# [GOAL OF THE EXERCISE]
Copy every line that holds "name".

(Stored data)
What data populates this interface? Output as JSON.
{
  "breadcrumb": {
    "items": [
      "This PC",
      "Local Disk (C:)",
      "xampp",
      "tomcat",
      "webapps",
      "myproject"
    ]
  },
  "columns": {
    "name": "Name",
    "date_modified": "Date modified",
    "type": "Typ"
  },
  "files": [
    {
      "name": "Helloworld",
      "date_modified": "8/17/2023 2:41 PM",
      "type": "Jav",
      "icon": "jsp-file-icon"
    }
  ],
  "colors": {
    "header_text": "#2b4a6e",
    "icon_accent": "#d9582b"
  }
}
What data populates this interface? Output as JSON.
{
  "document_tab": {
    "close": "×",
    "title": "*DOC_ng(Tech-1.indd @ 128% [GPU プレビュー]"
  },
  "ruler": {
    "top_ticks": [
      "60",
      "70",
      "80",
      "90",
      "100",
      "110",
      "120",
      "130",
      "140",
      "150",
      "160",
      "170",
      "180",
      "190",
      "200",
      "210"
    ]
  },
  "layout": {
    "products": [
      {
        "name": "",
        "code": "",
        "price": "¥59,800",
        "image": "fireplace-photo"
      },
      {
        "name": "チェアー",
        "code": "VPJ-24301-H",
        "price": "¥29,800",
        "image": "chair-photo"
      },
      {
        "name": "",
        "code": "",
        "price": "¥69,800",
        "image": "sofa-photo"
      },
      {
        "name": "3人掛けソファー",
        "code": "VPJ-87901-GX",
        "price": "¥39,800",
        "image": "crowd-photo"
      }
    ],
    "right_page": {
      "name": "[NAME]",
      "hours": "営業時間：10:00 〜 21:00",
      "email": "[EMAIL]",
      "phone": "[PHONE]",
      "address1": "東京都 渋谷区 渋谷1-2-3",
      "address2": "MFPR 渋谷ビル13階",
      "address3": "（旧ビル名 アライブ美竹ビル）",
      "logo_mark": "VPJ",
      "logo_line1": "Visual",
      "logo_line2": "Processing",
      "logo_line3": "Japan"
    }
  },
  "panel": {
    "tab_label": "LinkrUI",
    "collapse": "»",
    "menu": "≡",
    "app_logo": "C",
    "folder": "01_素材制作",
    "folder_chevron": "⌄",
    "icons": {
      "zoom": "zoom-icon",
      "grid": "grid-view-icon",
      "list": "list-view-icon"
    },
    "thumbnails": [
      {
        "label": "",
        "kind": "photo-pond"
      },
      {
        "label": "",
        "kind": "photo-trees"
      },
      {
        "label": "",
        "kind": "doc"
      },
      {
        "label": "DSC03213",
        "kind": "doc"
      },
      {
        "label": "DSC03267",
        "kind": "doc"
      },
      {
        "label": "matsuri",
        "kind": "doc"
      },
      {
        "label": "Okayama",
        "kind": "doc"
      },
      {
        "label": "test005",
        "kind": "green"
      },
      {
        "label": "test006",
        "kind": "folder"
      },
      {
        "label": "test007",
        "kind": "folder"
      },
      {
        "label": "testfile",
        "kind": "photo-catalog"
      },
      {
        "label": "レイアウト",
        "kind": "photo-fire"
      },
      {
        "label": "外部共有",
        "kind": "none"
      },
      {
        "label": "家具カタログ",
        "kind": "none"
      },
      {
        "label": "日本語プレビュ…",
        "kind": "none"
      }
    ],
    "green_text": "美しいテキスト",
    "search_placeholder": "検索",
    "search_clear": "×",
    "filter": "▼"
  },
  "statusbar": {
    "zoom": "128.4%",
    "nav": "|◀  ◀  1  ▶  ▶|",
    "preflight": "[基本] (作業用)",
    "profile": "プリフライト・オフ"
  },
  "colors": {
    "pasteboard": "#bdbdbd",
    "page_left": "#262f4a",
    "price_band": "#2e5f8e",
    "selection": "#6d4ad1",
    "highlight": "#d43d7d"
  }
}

# [THE COMPLETED TASK]
    "name": "Name",
      "name": "Helloworld",
        "name": "",
        "name": "チェアー",
        "name": "",
        "name": "3人掛けソファー",
      "name": "[NAME]",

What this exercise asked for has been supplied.